### WHAT NEEDS TO BE DONE
Reproduce the whole listing, character for character.

===============

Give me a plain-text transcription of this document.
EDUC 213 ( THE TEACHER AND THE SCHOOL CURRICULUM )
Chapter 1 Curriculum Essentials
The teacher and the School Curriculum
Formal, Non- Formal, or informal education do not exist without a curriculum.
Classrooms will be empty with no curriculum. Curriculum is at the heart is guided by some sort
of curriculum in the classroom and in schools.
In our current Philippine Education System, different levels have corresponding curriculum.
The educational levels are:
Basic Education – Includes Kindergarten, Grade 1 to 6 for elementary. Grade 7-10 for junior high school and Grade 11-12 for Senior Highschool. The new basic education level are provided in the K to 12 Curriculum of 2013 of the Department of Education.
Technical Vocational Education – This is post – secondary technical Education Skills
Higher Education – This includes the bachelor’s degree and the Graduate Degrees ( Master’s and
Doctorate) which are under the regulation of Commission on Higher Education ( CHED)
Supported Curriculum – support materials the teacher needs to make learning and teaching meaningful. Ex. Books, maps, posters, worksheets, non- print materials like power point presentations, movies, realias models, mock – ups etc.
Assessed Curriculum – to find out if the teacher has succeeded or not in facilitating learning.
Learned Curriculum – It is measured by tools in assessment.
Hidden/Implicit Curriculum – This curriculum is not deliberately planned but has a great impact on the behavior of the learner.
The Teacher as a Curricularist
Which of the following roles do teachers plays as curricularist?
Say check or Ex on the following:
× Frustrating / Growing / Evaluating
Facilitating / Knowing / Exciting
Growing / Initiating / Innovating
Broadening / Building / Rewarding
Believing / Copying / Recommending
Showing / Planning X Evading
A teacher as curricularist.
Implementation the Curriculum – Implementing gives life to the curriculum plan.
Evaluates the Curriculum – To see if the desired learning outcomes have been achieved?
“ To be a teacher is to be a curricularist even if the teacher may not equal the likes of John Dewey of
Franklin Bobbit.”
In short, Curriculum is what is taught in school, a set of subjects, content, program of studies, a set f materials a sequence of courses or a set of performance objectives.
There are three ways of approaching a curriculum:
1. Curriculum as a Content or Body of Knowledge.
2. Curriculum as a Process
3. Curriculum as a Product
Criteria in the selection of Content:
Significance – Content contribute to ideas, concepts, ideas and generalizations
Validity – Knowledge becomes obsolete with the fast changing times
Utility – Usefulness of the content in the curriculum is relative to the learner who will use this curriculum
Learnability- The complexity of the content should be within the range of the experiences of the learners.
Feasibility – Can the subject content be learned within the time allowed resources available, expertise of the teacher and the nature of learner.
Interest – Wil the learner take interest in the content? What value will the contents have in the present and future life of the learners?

===============

### IN RESPONSE
Give me a plain-text transcription of this document.
EDUC 213 ( THE TEACHER AND THE SCHOOL CURRICULUM )
Chapter 1 Curriculum Essentials
The teacher and the School Curriculum
Formal, Non- Formal, or informal education do not exist without a curriculum.
Classrooms will be empty with no curriculum. Curriculum is at the heart is guided by some sort
of curriculum in the classroom and in schools.
In our current Philippine Education System, different levels have corresponding curriculum.
The educational levels are:
Basic Education – Includes Kindergarten, Grade 1 to 6 for elementary. Grade 7-10 for junior high school and Grade 11-12 for Senior Highschool. The new basic education level are provided in the K to 12 Curriculum of 2013 of the Department of Education.
Technical Vocational Education – This is post – secondary technical Education Skills
Higher Education – This includes the bachelor’s degree and the Graduate Degrees ( Master’s and
Doctorate) which are under the regulation of Commission on Higher Education ( CHED)
Supported Curriculum – support materials the teacher needs to make learning and teaching meaningful. Ex. Books, maps, posters, worksheets, non- print materials like power point presentations, movies, realias models, mock – ups etc.
Assessed Curriculum – to find out if the teacher has succeeded or not in facilitating learning.
Learned Curriculum – It is measured by tools in assessment.
Hidden/Implicit Curriculum – This curriculum is not deliberately planned but has a great impact on the behavior of the learner.
The Teacher as a Curricularist
Which of the following roles do teachers plays as curricularist?
Say check or Ex on the following:
× Frustrating / Growing / Evaluating
Facilitating / Knowing / Exciting
Growing / Initiating / Innovating
Broadening / Building / Rewarding
Believing / Copying / Recommending
Showing / Planning X Evading
A teacher as curricularist.
Implementation the Curriculum – Implementing gives life to the curriculum plan.
Evaluates the Curriculum – To see if the desired learning outcomes have been achieved?
“ To be a teacher is to be a curricularist even if the teacher may not equal the likes of John Dewey of
Franklin Bobbit.”
In short, Curriculum is what is taught in school, a set of subjects, content, program of studies, a set f materials a sequence of courses or a set of performance objectives.
There are three ways of approaching a curriculum:
1. Curriculum as a Content or Body of Knowledge.
2. Curriculum as a Process
3. Curriculum as a Product
Criteria in the selection of Content:
Significance – Content contribute to ideas, concepts, ideas and generalizations
Validity – Knowledge becomes obsolete with the fast changing times
Utility – Usefulness of the content in the curriculum is relative to the learner who will use this curriculum
Learnability- The complexity of the content should be within the range of the experiences of the learners.
Feasibility – Can the subject content be learned within the time allowed resources available, expertise of the teacher and the nature of learner.
Interest – Wil the learner take interest in the content? What value will the contents have in the present and future life of the learners?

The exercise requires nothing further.